Stated exercise a — Can you return the passage about waking at 2:30 a.m. to pray, word for word and in full?

Quoted passage —
----

I woke up at 2:30 a.m. the other night.

There were no loud sounds to startle me, no random alarm that went off.

No cold shaft to bother me- the comforter was tucked in place

My eyes adjusted to the dark.

It was quiet. But I was wide awake.

That’s strange, I thought.  Maybe the Holy Spirit wanted to talk to me.

Maybe He woke me up to talk.

So, for an hour, I talked to Him. And He reminded me of His promises.

Oh, I shared everything-  the frustrations from the night before, the weight of raising children, just all the things.

By 3:30 am, I was hungry…but I felt a sudden burden to pray for my daughter.

This was unusual- I don’t typically wake up that early in the morning to pray for my kids.

But in that moment, I felt led to go pray by her bed. I pulled myself out of the warmth of the sheets, walked to her room and  knelt near her bed.

I felt overwhelmed with emotion. I cried and prayed.

My daughter is my treasure. God entrusted me to raise her along with my boys. She is His.

I asked the Holy Spirit to give me wisdom to raise her.

After praying, I nestled back in my bed. A few hours later, I woke up to the sound of a blaring alarm.

I didn’t think much of my conversation with the Holy Spirit until later in the day. My daughter needed me in a way that only a mother could help.

----

Data to use —
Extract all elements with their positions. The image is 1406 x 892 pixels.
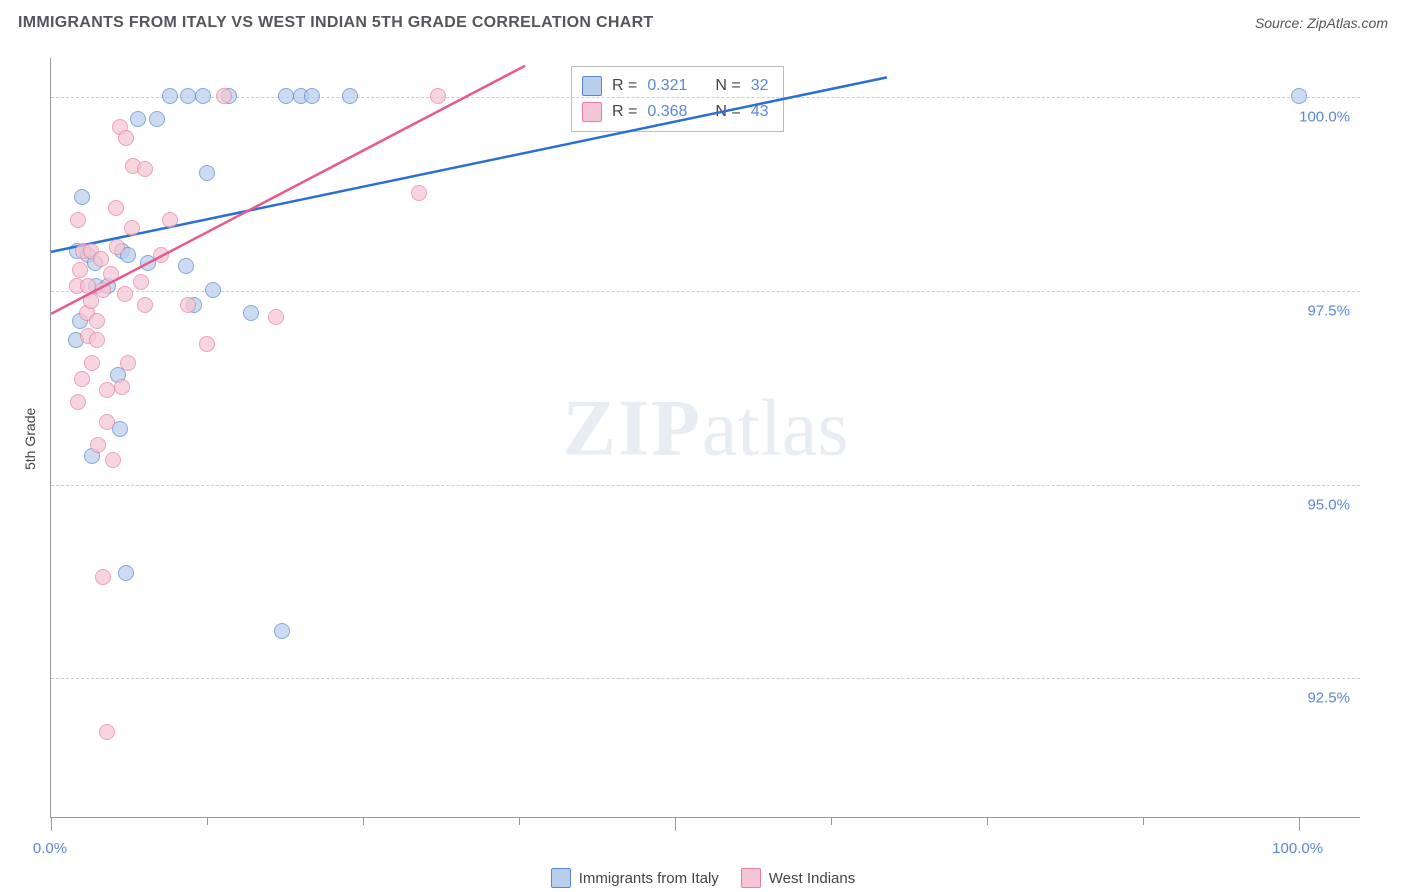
x-tick-minor <box>207 817 208 825</box>
x-tick-major <box>675 817 676 831</box>
y-axis-label: 5th Grade <box>22 408 38 470</box>
source-label: Source: ZipAtlas.com <box>1255 15 1388 31</box>
trend-line-west_indian <box>51 58 1361 818</box>
scatter-chart: ZIPatlas R = 0.321 N = 32 R = 0.368 N = … <box>50 58 1360 818</box>
x-tick-minor <box>363 817 364 825</box>
x-tick-label: 100.0% <box>1272 840 1323 857</box>
x-tick-label: 0.0% <box>33 840 67 857</box>
x-tick-minor <box>987 817 988 825</box>
chart-title: IMMIGRANTS FROM ITALY VS WEST INDIAN 5TH… <box>18 14 654 32</box>
x-tick-major <box>1299 817 1300 831</box>
swatch-italy <box>551 868 571 888</box>
legend-item-italy: Immigrants from Italy <box>551 868 719 888</box>
x-tick-minor <box>1143 817 1144 825</box>
x-tick-major <box>51 817 52 831</box>
legend-item-west-indian: West Indians <box>741 868 855 888</box>
title-bar: IMMIGRANTS FROM ITALY VS WEST INDIAN 5TH… <box>18 14 1388 32</box>
swatch-west-indian <box>741 868 761 888</box>
x-tick-minor <box>831 817 832 825</box>
legend-label-west-indian: West Indians <box>769 870 855 887</box>
x-tick-minor <box>519 817 520 825</box>
series-legend: Immigrants from Italy West Indians <box>0 868 1406 888</box>
legend-label-italy: Immigrants from Italy <box>579 870 719 887</box>
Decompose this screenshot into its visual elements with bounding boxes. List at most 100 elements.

----

Stated exercise b — In the listing, can you retype the lines starting with the line containing "x-tick-minor <box>207 817 208 825</box>" and going on through the line containing "x-tick-label: 0.0% <box>33 840 67 857</box>", with nothing else?

Full solution a —
I woke up at 2:30 a.m. the other night.

There were no loud sounds to startle me, no random alarm that went off.

No cold shaft to bother me- the comforter was tucked in place

My eyes adjusted to the dark.

It was quiet. But I was wide awake.

That’s strange, I thought.  Maybe the Holy Spirit wanted to talk to me.

Maybe He woke me up to talk.

So, for an hour, I talked to Him. And He reminded me of His promises.

Oh, I shared everything-  the frustrations from the night before, the weight of raising children, just all the things.

By 3:30 am, I was hungry…but I felt a sudden burden to pray for my daughter.

This was unusual- I don’t typically wake up that early in the morning to pray for my kids.

But in that moment, I felt led to go pray by her bed. I pulled myself out of the warmth of the sheets, walked to her room and  knelt near her bed.

I felt overwhelmed with emotion. I cried and prayed.

My daughter is my treasure. God entrusted me to raise her along with my boys. She is His.

I asked the Holy Spirit to give me wisdom to raise her.

After praying, I nestled back in my bed. A few hours later, I woke up to the sound of a blaring alarm.

I didn’t think much of my conversation with the Holy Spirit until later in the day. My daughter needed me in a way that only a mother could help.

Full solution b —
x-tick-minor <box>207 817 208 825</box>
x-tick-major <box>675 817 676 831</box>
y-axis-label: 5th Grade <box>22 408 38 470</box>
source-label: Source: ZipAtlas.com <box>1255 15 1388 31</box>
trend-line-west_indian <box>51 58 1361 818</box>
scatter-chart: ZIPatlas R = 0.321 N = 32 R = 0.368 N = … <box>50 58 1360 818</box>
x-tick-minor <box>363 817 364 825</box>
x-tick-label: 100.0% <box>1272 840 1323 857</box>
x-tick-label: 0.0% <box>33 840 67 857</box>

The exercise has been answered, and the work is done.